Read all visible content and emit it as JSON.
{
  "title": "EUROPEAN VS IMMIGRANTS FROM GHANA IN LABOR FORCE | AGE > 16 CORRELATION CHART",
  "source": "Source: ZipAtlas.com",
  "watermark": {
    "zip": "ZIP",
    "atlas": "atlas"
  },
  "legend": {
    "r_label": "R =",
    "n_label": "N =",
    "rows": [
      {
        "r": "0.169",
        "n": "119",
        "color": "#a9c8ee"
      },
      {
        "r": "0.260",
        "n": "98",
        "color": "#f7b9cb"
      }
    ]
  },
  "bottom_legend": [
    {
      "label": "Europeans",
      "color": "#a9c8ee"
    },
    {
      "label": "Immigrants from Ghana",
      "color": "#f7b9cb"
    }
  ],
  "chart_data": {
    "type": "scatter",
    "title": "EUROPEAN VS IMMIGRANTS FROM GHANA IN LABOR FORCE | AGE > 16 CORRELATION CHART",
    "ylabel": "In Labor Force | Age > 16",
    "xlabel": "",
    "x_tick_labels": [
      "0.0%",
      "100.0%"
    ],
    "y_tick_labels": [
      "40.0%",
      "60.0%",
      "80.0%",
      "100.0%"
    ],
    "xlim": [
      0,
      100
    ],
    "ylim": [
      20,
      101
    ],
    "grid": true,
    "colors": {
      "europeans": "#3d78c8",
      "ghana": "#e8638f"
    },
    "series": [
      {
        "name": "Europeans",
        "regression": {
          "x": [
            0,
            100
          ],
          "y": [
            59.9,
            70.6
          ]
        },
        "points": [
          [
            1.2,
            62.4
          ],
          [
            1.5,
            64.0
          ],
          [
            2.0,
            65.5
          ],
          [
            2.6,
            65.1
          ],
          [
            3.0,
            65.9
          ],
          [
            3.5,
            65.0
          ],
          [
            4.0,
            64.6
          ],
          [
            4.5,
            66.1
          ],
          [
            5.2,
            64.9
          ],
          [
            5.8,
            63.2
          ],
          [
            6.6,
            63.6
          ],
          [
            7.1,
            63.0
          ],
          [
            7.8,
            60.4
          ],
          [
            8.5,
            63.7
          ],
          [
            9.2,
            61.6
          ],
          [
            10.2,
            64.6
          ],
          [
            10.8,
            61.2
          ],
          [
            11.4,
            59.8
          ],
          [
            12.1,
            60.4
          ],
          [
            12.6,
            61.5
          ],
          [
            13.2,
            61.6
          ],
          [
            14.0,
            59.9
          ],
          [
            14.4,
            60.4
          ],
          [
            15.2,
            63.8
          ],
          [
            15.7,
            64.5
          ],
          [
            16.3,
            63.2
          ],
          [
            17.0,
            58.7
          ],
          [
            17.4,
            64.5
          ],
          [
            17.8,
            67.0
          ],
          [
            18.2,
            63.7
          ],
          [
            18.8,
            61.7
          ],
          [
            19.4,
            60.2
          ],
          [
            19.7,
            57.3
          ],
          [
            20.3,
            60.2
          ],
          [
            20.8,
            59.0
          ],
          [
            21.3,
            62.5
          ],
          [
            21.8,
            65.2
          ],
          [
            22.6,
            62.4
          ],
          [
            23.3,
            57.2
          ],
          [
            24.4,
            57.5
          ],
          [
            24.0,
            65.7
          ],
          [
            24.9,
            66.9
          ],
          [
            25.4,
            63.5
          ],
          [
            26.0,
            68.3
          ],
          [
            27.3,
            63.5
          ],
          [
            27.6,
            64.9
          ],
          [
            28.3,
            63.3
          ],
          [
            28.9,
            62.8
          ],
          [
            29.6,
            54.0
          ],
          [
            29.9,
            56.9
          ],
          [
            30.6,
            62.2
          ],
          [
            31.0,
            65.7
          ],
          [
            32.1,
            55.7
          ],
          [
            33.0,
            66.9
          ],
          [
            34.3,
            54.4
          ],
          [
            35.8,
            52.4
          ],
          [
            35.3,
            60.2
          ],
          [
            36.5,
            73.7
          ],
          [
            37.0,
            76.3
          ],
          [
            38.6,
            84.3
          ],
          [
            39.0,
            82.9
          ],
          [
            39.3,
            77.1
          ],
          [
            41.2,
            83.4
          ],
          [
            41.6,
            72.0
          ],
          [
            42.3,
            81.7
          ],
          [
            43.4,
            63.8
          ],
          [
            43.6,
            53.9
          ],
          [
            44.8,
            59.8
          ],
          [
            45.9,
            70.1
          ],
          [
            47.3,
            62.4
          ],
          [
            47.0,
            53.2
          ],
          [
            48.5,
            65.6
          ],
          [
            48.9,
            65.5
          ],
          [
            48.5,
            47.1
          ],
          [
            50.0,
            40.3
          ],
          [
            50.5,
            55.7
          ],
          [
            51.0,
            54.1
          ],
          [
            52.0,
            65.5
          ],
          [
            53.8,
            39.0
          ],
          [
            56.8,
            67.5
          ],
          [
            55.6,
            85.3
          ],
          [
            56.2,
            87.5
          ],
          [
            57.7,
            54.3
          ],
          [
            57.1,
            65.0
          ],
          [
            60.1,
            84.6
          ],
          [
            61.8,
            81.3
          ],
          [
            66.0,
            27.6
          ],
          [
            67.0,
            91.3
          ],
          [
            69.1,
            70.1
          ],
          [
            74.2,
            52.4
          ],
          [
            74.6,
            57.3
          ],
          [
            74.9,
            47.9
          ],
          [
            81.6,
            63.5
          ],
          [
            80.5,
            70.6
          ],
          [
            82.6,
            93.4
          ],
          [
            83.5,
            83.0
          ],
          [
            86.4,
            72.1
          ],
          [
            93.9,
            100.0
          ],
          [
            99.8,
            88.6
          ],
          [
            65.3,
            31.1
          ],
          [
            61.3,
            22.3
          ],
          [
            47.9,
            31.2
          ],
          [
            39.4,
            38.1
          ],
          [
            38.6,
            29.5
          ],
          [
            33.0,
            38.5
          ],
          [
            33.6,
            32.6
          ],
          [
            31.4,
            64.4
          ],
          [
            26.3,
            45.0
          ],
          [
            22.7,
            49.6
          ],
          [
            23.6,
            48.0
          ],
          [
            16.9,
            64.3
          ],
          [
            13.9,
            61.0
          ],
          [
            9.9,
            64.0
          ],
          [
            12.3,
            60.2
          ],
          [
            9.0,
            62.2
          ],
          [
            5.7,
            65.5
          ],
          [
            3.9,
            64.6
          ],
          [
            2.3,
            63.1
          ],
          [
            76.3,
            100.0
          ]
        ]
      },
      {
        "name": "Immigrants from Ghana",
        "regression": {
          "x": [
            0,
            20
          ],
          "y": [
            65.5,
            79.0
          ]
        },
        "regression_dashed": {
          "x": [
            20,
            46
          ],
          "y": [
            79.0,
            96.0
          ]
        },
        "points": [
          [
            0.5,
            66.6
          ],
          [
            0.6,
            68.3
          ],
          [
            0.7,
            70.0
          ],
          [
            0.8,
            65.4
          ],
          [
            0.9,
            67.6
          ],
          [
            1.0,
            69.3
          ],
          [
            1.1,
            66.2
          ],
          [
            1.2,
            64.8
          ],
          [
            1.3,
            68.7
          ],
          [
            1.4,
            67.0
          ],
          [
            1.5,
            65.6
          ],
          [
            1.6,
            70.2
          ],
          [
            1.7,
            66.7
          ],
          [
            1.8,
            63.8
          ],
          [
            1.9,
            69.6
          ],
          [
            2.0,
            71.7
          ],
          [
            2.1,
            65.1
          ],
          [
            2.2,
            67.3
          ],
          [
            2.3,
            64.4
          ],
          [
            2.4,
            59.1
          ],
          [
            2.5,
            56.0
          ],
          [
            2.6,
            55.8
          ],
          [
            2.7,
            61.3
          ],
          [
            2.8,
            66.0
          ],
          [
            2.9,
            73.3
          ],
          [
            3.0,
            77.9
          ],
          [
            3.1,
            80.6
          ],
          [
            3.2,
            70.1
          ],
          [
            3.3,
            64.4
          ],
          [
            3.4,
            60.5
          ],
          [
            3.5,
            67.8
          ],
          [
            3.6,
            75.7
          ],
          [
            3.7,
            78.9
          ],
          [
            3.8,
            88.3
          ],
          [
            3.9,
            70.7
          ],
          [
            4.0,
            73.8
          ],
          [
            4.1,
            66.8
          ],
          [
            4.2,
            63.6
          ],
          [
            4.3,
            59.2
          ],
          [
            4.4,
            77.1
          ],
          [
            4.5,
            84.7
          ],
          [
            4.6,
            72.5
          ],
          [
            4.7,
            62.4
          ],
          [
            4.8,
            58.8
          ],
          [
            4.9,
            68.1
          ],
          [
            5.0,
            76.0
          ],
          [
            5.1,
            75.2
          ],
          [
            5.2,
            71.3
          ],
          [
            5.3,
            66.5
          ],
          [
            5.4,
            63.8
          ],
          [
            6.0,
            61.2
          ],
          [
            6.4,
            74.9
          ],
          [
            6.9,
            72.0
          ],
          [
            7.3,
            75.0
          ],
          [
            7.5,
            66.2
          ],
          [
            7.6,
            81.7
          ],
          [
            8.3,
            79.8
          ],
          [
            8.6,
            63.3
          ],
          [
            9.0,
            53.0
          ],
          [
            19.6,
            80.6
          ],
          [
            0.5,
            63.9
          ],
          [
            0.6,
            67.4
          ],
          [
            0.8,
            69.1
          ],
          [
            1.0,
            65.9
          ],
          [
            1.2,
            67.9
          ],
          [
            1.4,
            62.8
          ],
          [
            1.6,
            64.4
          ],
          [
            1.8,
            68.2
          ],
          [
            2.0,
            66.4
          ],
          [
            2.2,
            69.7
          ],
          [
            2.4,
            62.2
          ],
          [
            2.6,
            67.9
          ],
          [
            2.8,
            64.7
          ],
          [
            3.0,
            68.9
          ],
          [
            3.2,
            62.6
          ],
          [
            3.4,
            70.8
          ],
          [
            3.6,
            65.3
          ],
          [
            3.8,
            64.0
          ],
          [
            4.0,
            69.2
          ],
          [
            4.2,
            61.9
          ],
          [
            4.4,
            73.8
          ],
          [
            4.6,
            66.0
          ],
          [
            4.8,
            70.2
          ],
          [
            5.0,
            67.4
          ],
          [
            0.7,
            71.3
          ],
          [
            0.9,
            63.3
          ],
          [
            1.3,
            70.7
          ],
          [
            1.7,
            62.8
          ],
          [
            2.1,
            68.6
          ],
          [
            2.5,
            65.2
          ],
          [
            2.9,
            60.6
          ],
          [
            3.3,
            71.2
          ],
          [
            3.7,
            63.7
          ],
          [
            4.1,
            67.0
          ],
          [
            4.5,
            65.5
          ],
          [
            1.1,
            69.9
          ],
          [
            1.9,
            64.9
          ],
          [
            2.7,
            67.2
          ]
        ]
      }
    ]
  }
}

- [WRITTEN REQUEST]: Show all lines from the records above where the word "title" occurs.

- [COMPLETE ANSWER]:
  "title": "EUROPEAN VS IMMIGRANTS FROM GHANA IN LABOR FORCE | AGE > 16 CORRELATION CHART",
    "title": "EUROPEAN VS IMMIGRANTS FROM GHANA IN LABOR FORCE | AGE > 16 CORRELATION CHART",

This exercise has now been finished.